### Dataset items
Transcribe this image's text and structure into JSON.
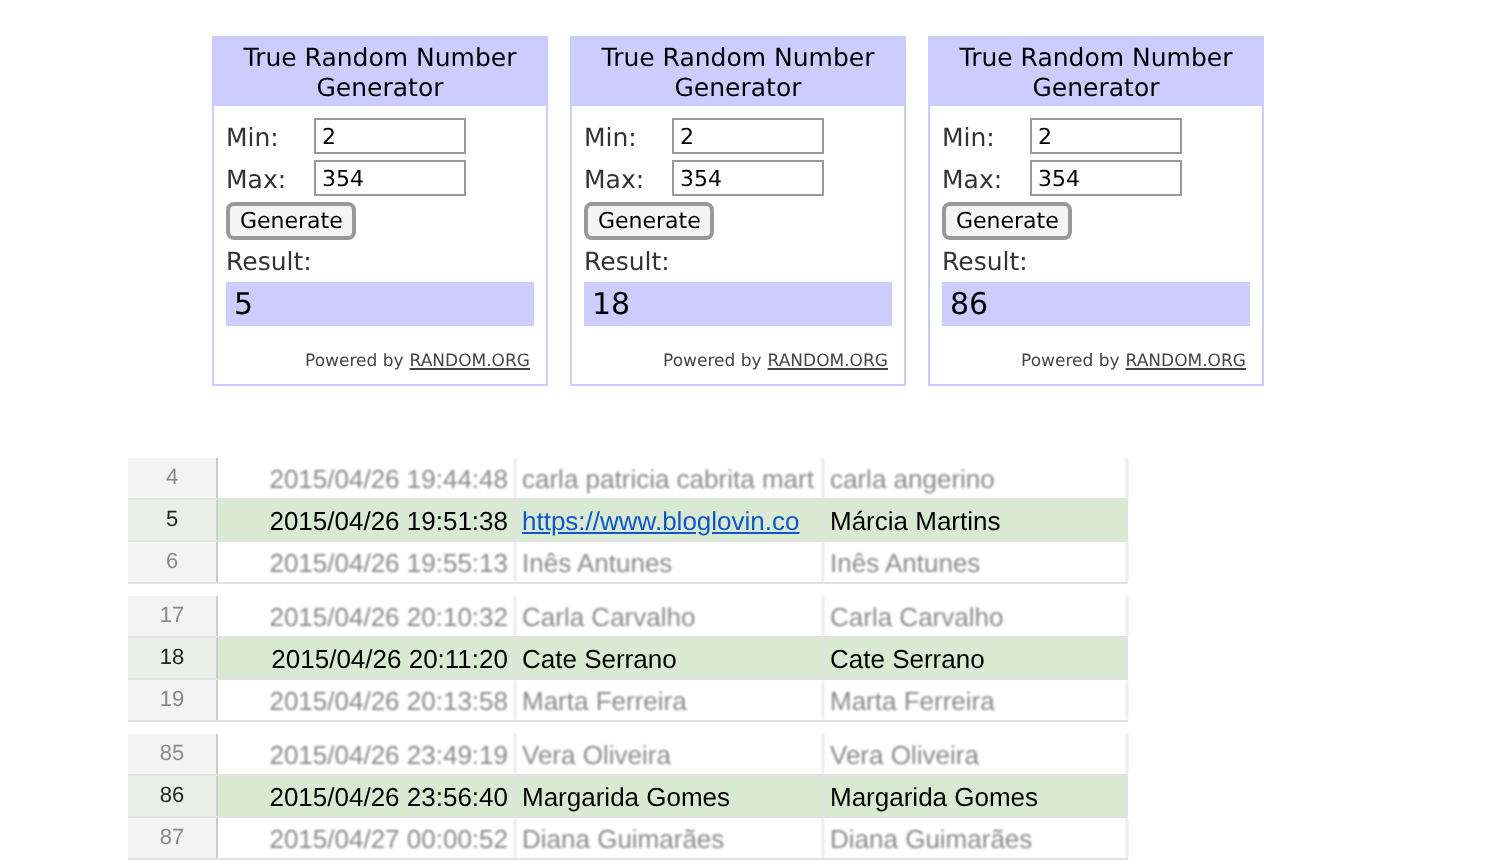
{
  "widgets": [
    {
      "title": "True Random Number Generator",
      "min_label": "Min:",
      "min": "2",
      "max_label": "Max:",
      "max": "354",
      "button": "Generate",
      "result_label": "Result:",
      "result": "5",
      "powered": "Powered by",
      "link": "RANDOM.ORG"
    },
    {
      "title": "True Random Number Generator",
      "min_label": "Min:",
      "min": "2",
      "max_label": "Max:",
      "max": "354",
      "button": "Generate",
      "result_label": "Result:",
      "result": "18",
      "powered": "Powered by",
      "link": "RANDOM.ORG"
    },
    {
      "title": "True Random Number Generator",
      "min_label": "Min:",
      "min": "2",
      "max_label": "Max:",
      "max": "354",
      "button": "Generate",
      "result_label": "Result:",
      "result": "86",
      "powered": "Powered by",
      "link": "RANDOM.ORG"
    }
  ],
  "sheet_excerpts": [
    {
      "rows": [
        {
          "number": "4",
          "selected": false,
          "cells": [
            {
              "text": "2015/04/26 19:44:48"
            },
            {
              "text": "carla patricia cabrita mart"
            },
            {
              "text": "carla angerino"
            }
          ]
        },
        {
          "number": "5",
          "selected": true,
          "cells": [
            {
              "text": "2015/04/26 19:51:38"
            },
            {
              "text": "https://www.bloglovin.co",
              "kind": "link"
            },
            {
              "text": "Márcia Martins"
            }
          ]
        },
        {
          "number": "6",
          "selected": false,
          "cells": [
            {
              "text": "2015/04/26 19:55:13"
            },
            {
              "text": "Inês Antunes"
            },
            {
              "text": "Inês Antunes"
            }
          ]
        }
      ]
    },
    {
      "rows": [
        {
          "number": "17",
          "selected": false,
          "cells": [
            {
              "text": "2015/04/26 20:10:32"
            },
            {
              "text": "Carla Carvalho"
            },
            {
              "text": "Carla Carvalho"
            }
          ]
        },
        {
          "number": "18",
          "selected": true,
          "cells": [
            {
              "text": "2015/04/26 20:11:20"
            },
            {
              "text": "Cate Serrano"
            },
            {
              "text": "Cate Serrano"
            }
          ]
        },
        {
          "number": "19",
          "selected": false,
          "cells": [
            {
              "text": "2015/04/26 20:13:58"
            },
            {
              "text": "Marta Ferreira"
            },
            {
              "text": "Marta Ferreira"
            }
          ]
        }
      ]
    },
    {
      "rows": [
        {
          "number": "85",
          "selected": false,
          "cells": [
            {
              "text": "2015/04/26 23:49:19"
            },
            {
              "text": "Vera Oliveira"
            },
            {
              "text": "Vera Oliveira"
            }
          ]
        },
        {
          "number": "86",
          "selected": true,
          "cells": [
            {
              "text": "2015/04/26 23:56:40"
            },
            {
              "text": "Margarida Gomes"
            },
            {
              "text": "Margarida Gomes"
            }
          ]
        },
        {
          "number": "87",
          "selected": false,
          "cells": [
            {
              "text": "2015/04/27 00:00:52"
            },
            {
              "text": "Diana Guimarães"
            },
            {
              "text": "Diana Guimarães"
            }
          ]
        }
      ]
    }
  ]
}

### YOUR OBJECTIVE
Every entry should be returned exactly as written, minus the pictures.

### COMPLETE OUTPUT
Transcribe this image's text and structure into JSON.
{
  "widgets": [
    {
      "title": "True Random Number Generator",
      "min_label": "Min:",
      "min": "2",
      "max_label": "Max:",
      "max": "354",
      "button": "Generate",
      "result_label": "Result:",
      "result": "5",
      "powered": "Powered by",
      "link": "RANDOM.ORG"
    },
    {
      "title": "True Random Number Generator",
      "min_label": "Min:",
      "min": "2",
      "max_label": "Max:",
      "max": "354",
      "button": "Generate",
      "result_label": "Result:",
      "result": "18",
      "powered": "Powered by",
      "link": "RANDOM.ORG"
    },
    {
      "title": "True Random Number Generator",
      "min_label": "Min:",
      "min": "2",
      "max_label": "Max:",
      "max": "354",
      "button": "Generate",
      "result_label": "Result:",
      "result": "86",
      "powered": "Powered by",
      "link": "RANDOM.ORG"
    }
  ],
  "sheet_excerpts": [
    {
      "rows": [
        {
          "number": "4",
          "selected": false,
          "cells": [
            {
              "text": "2015/04/26 19:44:48"
            },
            {
              "text": "carla patricia cabrita mart"
            },
            {
              "text": "carla angerino"
            }
          ]
        },
        {
          "number": "5",
          "selected": true,
          "cells": [
            {
              "text": "2015/04/26 19:51:38"
            },
            {
              "text": "https://www.bloglovin.co",
              "kind": "link"
            },
            {
              "text": "Márcia Martins"
            }
          ]
        },
        {
          "number": "6",
          "selected": false,
          "cells": [
            {
              "text": "2015/04/26 19:55:13"
            },
            {
              "text": "Inês Antunes"
            },
            {
              "text": "Inês Antunes"
            }
          ]
        }
      ]
    },
    {
      "rows": [
        {
          "number": "17",
          "selected": false,
          "cells": [
            {
              "text": "2015/04/26 20:10:32"
            },
            {
              "text": "Carla Carvalho"
            },
            {
              "text": "Carla Carvalho"
            }
          ]
        },
        {
          "number": "18",
          "selected": true,
          "cells": [
            {
              "text": "2015/04/26 20:11:20"
            },
            {
              "text": "Cate Serrano"
            },
            {
              "text": "Cate Serrano"
            }
          ]
        },
        {
          "number": "19",
          "selected": false,
          "cells": [
            {
              "text": "2015/04/26 20:13:58"
            },
            {
              "text": "Marta Ferreira"
            },
            {
              "text": "Marta Ferreira"
            }
          ]
        }
      ]
    },
    {
      "rows": [
        {
          "number": "85",
          "selected": false,
          "cells": [
            {
              "text": "2015/04/26 23:49:19"
            },
            {
              "text": "Vera Oliveira"
            },
            {
              "text": "Vera Oliveira"
            }
          ]
        },
        {
          "number": "86",
          "selected": true,
          "cells": [
            {
              "text": "2015/04/26 23:56:40"
            },
            {
              "text": "Margarida Gomes"
            },
            {
              "text": "Margarida Gomes"
            }
          ]
        },
        {
          "number": "87",
          "selected": false,
          "cells": [
            {
              "text": "2015/04/27 00:00:52"
            },
            {
              "text": "Diana Guimarães"
            },
            {
              "text": "Diana Guimarães"
            }
          ]
        }
      ]
    }
  ]
}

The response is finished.